_SET TASK:_
Copy out each line in the material below that has the word "icon".

Collected data entries
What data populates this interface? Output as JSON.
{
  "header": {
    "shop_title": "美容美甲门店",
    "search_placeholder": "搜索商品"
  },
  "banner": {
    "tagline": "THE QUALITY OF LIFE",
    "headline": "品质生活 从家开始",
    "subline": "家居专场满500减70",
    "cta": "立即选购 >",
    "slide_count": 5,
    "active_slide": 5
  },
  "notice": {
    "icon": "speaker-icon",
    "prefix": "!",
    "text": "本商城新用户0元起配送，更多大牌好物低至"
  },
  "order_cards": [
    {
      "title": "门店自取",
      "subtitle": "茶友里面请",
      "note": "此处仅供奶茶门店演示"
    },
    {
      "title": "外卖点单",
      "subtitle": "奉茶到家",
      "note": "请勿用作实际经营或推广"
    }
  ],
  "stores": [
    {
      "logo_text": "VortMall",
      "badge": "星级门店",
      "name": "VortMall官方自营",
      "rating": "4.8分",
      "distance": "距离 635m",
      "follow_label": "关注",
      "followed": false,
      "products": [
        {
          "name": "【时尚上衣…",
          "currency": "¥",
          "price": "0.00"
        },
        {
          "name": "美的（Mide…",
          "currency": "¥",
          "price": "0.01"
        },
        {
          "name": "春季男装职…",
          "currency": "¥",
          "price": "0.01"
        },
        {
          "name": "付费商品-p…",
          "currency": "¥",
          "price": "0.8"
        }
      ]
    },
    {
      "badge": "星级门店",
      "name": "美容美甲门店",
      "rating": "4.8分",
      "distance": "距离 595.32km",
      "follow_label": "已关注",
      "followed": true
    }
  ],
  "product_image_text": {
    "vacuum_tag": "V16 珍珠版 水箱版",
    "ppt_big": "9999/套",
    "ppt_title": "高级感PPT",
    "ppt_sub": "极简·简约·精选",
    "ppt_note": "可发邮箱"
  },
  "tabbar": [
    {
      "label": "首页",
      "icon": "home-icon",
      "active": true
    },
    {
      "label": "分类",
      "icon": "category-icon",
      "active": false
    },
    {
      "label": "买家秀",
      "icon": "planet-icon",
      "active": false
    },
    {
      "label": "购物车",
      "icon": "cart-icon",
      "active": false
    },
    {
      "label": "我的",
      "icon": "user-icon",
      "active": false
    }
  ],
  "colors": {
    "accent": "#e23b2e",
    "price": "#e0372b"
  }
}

_SOLUTION:_
    "icon": "speaker-icon",
      "icon": "home-icon",
      "icon": "category-icon",
      "icon": "planet-icon",
      "icon": "cart-icon",
      "icon": "user-icon",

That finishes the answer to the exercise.